● **Task to complete**:
Reproduce every line of the items below verbatim, with no changes.

Dataset items:
========================

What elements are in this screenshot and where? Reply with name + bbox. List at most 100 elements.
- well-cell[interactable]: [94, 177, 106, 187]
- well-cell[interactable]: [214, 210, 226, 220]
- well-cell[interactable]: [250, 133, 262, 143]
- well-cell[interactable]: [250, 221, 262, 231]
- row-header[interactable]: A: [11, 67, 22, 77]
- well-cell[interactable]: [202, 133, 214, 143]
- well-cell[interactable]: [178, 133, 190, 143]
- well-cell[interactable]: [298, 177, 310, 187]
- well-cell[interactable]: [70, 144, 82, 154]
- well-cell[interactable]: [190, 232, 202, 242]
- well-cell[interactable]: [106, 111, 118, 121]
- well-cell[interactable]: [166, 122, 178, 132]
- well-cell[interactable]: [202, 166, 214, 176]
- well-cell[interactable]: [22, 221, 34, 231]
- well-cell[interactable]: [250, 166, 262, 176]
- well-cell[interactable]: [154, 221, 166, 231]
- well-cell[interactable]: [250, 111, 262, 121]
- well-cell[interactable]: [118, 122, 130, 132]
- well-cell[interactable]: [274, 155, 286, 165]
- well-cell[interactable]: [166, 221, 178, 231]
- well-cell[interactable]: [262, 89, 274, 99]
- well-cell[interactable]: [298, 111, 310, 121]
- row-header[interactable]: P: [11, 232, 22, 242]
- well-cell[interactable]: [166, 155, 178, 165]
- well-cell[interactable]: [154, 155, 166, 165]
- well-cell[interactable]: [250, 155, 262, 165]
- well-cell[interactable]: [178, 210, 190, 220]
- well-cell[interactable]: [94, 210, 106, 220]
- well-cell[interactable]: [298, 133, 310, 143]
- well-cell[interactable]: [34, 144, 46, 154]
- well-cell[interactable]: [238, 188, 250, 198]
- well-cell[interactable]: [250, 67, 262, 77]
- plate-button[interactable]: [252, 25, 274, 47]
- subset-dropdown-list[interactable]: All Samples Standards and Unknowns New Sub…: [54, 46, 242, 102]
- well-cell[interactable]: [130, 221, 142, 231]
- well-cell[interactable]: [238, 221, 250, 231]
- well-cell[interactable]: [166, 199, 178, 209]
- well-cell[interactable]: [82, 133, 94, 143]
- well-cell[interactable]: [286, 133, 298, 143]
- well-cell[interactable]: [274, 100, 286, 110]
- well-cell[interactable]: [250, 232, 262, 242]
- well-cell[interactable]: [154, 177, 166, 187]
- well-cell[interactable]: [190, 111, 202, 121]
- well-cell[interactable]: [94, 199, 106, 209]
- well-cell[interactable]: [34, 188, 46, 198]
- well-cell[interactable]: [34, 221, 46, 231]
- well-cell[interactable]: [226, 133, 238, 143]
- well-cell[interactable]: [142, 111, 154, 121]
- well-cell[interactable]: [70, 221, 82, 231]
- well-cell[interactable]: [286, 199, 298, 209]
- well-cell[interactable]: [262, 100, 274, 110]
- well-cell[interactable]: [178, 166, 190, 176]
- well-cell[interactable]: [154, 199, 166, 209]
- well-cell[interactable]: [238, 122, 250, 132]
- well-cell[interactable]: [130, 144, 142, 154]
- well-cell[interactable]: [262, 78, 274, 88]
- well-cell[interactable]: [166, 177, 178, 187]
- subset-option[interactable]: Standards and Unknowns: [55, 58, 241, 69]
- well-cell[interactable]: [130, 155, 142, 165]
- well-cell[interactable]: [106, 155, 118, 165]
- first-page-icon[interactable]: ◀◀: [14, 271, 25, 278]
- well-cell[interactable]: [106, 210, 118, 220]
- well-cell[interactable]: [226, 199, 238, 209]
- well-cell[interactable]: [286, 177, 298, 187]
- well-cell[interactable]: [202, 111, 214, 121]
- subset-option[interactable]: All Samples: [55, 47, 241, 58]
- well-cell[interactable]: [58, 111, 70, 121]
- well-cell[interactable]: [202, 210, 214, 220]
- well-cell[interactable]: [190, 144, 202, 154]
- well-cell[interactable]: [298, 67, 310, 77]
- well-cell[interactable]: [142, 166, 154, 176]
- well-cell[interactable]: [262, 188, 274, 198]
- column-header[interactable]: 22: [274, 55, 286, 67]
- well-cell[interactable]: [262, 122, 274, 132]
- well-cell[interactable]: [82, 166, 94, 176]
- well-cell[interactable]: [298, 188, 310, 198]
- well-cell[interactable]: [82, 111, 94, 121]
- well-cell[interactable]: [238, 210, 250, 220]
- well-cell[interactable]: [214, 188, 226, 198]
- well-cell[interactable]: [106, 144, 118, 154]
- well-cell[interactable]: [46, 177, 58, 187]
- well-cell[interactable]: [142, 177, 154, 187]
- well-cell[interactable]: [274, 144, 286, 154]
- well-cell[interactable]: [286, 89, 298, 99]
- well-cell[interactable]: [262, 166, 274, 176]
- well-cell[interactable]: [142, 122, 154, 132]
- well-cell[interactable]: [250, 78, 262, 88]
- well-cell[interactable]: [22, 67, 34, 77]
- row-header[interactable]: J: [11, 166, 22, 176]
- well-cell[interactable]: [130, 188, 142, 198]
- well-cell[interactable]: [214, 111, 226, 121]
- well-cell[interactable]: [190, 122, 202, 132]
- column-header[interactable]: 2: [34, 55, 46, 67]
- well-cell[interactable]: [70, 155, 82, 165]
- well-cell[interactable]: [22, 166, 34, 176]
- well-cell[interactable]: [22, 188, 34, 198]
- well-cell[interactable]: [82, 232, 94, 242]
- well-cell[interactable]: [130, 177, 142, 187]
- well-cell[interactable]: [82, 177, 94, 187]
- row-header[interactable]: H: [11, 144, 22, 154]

========================

● **Solution to the exercise**:
What elements are in this screenshot and where? Reply with name + bbox. List at most 100 elements.
- well-cell[interactable]: [94, 177, 106, 187]
- well-cell[interactable]: [214, 210, 226, 220]
- well-cell[interactable]: [250, 133, 262, 143]
- well-cell[interactable]: [250, 221, 262, 231]
- row-header[interactable]: A: [11, 67, 22, 77]
- well-cell[interactable]: [202, 133, 214, 143]
- well-cell[interactable]: [178, 133, 190, 143]
- well-cell[interactable]: [298, 177, 310, 187]
- well-cell[interactable]: [70, 144, 82, 154]
- well-cell[interactable]: [190, 232, 202, 242]
- well-cell[interactable]: [106, 111, 118, 121]
- well-cell[interactable]: [166, 122, 178, 132]
- well-cell[interactable]: [202, 166, 214, 176]
- well-cell[interactable]: [22, 221, 34, 231]
- well-cell[interactable]: [250, 166, 262, 176]
- well-cell[interactable]: [154, 221, 166, 231]
- well-cell[interactable]: [250, 111, 262, 121]
- well-cell[interactable]: [118, 122, 130, 132]
- well-cell[interactable]: [274, 155, 286, 165]
- well-cell[interactable]: [166, 221, 178, 231]
- well-cell[interactable]: [262, 89, 274, 99]
- well-cell[interactable]: [298, 111, 310, 121]
- row-header[interactable]: P: [11, 232, 22, 242]
- well-cell[interactable]: [166, 155, 178, 165]
- well-cell[interactable]: [154, 155, 166, 165]
- well-cell[interactable]: [250, 155, 262, 165]
- well-cell[interactable]: [178, 210, 190, 220]
- well-cell[interactable]: [94, 210, 106, 220]
- well-cell[interactable]: [298, 133, 310, 143]
- well-cell[interactable]: [34, 144, 46, 154]
- well-cell[interactable]: [238, 188, 250, 198]
- well-cell[interactable]: [250, 67, 262, 77]
- plate-button[interactable]: [252, 25, 274, 47]
- subset-dropdown-list[interactable]: All Samples Standards and Unknowns New Sub…: [54, 46, 242, 102]
- well-cell[interactable]: [130, 221, 142, 231]
- well-cell[interactable]: [238, 221, 250, 231]
- well-cell[interactable]: [166, 199, 178, 209]
- well-cell[interactable]: [82, 133, 94, 143]
- well-cell[interactable]: [286, 133, 298, 143]
- well-cell[interactable]: [274, 100, 286, 110]
- well-cell[interactable]: [250, 232, 262, 242]
- well-cell[interactable]: [154, 177, 166, 187]
- well-cell[interactable]: [190, 111, 202, 121]
- well-cell[interactable]: [94, 199, 106, 209]
- well-cell[interactable]: [34, 188, 46, 198]
- well-cell[interactable]: [34, 221, 46, 231]
- well-cell[interactable]: [226, 133, 238, 143]
- well-cell[interactable]: [142, 111, 154, 121]
- well-cell[interactable]: [70, 221, 82, 231]
- well-cell[interactable]: [286, 199, 298, 209]
- well-cell[interactable]: [262, 100, 274, 110]
- well-cell[interactable]: [178, 166, 190, 176]
- well-cell[interactable]: [154, 199, 166, 209]
- well-cell[interactable]: [238, 122, 250, 132]
- well-cell[interactable]: [130, 144, 142, 154]
- well-cell[interactable]: [262, 78, 274, 88]
- well-cell[interactable]: [166, 177, 178, 187]
- subset-option[interactable]: Standards and Unknowns: [55, 58, 241, 69]
- well-cell[interactable]: [130, 155, 142, 165]
- well-cell[interactable]: [106, 155, 118, 165]
- first-page-icon[interactable]: ◀◀: [14, 271, 25, 278]
- well-cell[interactable]: [106, 210, 118, 220]
- well-cell[interactable]: [226, 199, 238, 209]
- well-cell[interactable]: [286, 177, 298, 187]
- well-cell[interactable]: [202, 111, 214, 121]
- subset-option[interactable]: All Samples: [55, 47, 241, 58]
- well-cell[interactable]: [58, 111, 70, 121]
- well-cell[interactable]: [202, 210, 214, 220]
- well-cell[interactable]: [190, 144, 202, 154]
- well-cell[interactable]: [298, 67, 310, 77]
- well-cell[interactable]: [142, 166, 154, 176]
- well-cell[interactable]: [262, 188, 274, 198]
- column-header[interactable]: 22: [274, 55, 286, 67]
- well-cell[interactable]: [262, 122, 274, 132]
- well-cell[interactable]: [82, 166, 94, 176]
- well-cell[interactable]: [298, 188, 310, 198]
- well-cell[interactable]: [82, 111, 94, 121]
- well-cell[interactable]: [238, 210, 250, 220]
- well-cell[interactable]: [214, 188, 226, 198]
- well-cell[interactable]: [106, 144, 118, 154]
- well-cell[interactable]: [46, 177, 58, 187]
- well-cell[interactable]: [142, 177, 154, 187]
- well-cell[interactable]: [274, 144, 286, 154]
- well-cell[interactable]: [286, 89, 298, 99]
- well-cell[interactable]: [262, 166, 274, 176]
- well-cell[interactable]: [142, 122, 154, 132]
- well-cell[interactable]: [250, 78, 262, 88]
- well-cell[interactable]: [22, 67, 34, 77]
- row-header[interactable]: J: [11, 166, 22, 176]
- well-cell[interactable]: [130, 188, 142, 198]
- well-cell[interactable]: [214, 111, 226, 121]
- well-cell[interactable]: [190, 122, 202, 132]
- column-header[interactable]: 2: [34, 55, 46, 67]
- well-cell[interactable]: [70, 155, 82, 165]
- well-cell[interactable]: [22, 166, 34, 176]
- well-cell[interactable]: [22, 188, 34, 198]
- well-cell[interactable]: [82, 232, 94, 242]
- well-cell[interactable]: [130, 177, 142, 187]
- well-cell[interactable]: [82, 177, 94, 187]
- row-header[interactable]: H: [11, 144, 22, 154]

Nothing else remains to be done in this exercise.